Goal of the exercise: Pull each line holding "Sales" out of the entries below.

:: Data entries

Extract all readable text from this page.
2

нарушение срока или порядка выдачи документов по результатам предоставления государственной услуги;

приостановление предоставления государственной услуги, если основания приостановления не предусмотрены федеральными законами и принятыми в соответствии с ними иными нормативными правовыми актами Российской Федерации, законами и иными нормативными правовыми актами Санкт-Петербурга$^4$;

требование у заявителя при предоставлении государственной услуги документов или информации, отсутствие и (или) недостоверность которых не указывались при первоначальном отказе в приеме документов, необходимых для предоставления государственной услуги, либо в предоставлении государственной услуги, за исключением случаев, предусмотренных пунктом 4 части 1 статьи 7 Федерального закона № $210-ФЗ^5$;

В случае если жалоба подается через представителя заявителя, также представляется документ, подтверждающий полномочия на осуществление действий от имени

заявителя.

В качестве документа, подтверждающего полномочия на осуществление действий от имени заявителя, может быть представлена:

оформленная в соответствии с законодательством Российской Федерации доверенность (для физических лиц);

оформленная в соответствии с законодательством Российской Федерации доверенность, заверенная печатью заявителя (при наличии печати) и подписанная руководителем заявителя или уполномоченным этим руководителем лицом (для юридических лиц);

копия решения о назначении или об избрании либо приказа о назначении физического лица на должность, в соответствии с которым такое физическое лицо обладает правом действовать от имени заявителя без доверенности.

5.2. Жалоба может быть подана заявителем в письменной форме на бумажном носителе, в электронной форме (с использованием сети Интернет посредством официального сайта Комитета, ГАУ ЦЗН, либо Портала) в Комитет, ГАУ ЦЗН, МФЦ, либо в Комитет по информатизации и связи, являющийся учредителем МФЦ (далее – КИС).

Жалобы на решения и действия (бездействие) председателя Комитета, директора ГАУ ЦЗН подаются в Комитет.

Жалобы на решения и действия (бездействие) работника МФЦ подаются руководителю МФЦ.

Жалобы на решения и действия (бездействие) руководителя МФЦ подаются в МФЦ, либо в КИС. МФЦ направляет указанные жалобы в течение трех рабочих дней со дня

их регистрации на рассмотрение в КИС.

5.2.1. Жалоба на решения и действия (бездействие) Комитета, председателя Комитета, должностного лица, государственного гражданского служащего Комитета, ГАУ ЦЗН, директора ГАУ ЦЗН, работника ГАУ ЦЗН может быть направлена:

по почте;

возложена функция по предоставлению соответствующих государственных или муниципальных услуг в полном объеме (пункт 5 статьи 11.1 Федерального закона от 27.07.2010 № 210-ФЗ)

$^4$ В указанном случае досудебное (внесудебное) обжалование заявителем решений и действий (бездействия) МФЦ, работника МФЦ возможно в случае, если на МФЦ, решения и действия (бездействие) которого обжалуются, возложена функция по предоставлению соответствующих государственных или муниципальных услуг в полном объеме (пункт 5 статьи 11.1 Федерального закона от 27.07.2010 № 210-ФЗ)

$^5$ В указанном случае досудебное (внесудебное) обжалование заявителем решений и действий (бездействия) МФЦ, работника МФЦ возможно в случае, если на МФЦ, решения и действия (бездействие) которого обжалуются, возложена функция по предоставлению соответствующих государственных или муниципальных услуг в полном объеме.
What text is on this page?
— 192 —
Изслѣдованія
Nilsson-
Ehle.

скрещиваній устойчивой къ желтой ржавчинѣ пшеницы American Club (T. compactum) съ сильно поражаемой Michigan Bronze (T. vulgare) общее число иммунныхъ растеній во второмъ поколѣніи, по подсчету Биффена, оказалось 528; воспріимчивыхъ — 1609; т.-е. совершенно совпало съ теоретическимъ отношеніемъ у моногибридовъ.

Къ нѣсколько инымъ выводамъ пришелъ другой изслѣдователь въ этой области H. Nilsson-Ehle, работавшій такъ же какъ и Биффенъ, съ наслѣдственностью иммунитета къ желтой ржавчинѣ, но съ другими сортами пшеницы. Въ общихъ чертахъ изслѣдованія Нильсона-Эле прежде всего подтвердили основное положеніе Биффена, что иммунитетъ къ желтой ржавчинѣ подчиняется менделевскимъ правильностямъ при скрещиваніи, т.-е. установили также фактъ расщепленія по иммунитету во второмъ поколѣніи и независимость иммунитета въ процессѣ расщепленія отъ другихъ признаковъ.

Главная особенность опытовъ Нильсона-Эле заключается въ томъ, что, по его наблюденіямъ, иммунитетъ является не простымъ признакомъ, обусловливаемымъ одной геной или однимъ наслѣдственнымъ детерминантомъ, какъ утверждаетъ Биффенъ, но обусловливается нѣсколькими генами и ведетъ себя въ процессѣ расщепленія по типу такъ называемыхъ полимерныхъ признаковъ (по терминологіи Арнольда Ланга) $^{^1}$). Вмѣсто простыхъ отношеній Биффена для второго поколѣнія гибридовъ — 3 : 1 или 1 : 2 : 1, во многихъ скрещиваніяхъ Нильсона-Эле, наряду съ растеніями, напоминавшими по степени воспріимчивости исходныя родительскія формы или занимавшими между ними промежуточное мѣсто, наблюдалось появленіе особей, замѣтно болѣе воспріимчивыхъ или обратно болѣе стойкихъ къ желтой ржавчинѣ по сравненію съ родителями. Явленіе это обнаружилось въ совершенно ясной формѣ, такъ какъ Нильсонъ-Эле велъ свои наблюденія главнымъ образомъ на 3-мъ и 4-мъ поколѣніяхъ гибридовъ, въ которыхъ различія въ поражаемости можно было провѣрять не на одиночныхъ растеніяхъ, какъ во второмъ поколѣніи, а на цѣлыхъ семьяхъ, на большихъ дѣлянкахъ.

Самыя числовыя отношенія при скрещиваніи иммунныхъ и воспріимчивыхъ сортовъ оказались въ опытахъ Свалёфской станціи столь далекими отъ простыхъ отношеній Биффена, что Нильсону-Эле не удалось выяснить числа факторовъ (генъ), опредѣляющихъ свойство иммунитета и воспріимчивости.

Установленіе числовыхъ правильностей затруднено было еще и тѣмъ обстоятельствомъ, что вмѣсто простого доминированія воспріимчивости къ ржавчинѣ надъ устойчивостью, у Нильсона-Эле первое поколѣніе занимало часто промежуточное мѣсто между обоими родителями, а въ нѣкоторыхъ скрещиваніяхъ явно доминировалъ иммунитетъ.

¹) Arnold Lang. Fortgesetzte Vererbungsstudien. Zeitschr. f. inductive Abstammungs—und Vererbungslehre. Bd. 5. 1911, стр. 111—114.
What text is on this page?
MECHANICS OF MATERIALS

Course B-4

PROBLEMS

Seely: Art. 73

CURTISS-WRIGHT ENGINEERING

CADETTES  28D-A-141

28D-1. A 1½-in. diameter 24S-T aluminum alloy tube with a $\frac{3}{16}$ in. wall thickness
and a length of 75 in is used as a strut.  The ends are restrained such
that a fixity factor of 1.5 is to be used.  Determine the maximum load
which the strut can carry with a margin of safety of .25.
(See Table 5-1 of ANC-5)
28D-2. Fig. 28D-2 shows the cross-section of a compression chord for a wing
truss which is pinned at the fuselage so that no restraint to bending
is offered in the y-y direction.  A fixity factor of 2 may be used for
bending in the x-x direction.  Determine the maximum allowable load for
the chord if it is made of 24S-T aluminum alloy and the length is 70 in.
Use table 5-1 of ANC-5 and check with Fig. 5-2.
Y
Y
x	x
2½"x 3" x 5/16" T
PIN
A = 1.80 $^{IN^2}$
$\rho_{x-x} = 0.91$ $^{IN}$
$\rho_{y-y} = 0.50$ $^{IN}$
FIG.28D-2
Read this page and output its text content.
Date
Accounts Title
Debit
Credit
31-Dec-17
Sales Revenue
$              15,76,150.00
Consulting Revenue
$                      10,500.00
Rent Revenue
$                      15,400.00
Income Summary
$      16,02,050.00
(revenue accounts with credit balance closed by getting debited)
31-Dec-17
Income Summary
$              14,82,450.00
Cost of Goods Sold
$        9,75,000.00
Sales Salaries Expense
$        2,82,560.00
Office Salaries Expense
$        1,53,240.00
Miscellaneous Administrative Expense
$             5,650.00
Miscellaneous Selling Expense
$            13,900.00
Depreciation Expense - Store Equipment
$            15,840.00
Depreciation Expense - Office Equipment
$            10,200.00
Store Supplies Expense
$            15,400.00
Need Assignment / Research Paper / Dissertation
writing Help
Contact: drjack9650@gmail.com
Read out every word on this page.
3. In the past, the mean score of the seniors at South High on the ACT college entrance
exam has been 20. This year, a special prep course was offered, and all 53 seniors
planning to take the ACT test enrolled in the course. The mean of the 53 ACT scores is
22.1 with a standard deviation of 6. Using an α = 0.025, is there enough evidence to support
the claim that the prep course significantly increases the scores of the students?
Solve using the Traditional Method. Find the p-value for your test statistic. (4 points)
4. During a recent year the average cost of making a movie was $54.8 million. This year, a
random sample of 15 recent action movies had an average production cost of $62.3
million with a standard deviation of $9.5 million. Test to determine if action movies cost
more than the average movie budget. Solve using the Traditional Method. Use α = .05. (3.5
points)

::::

Answer for the task:
Sales Revenue
Sales Salaries Expense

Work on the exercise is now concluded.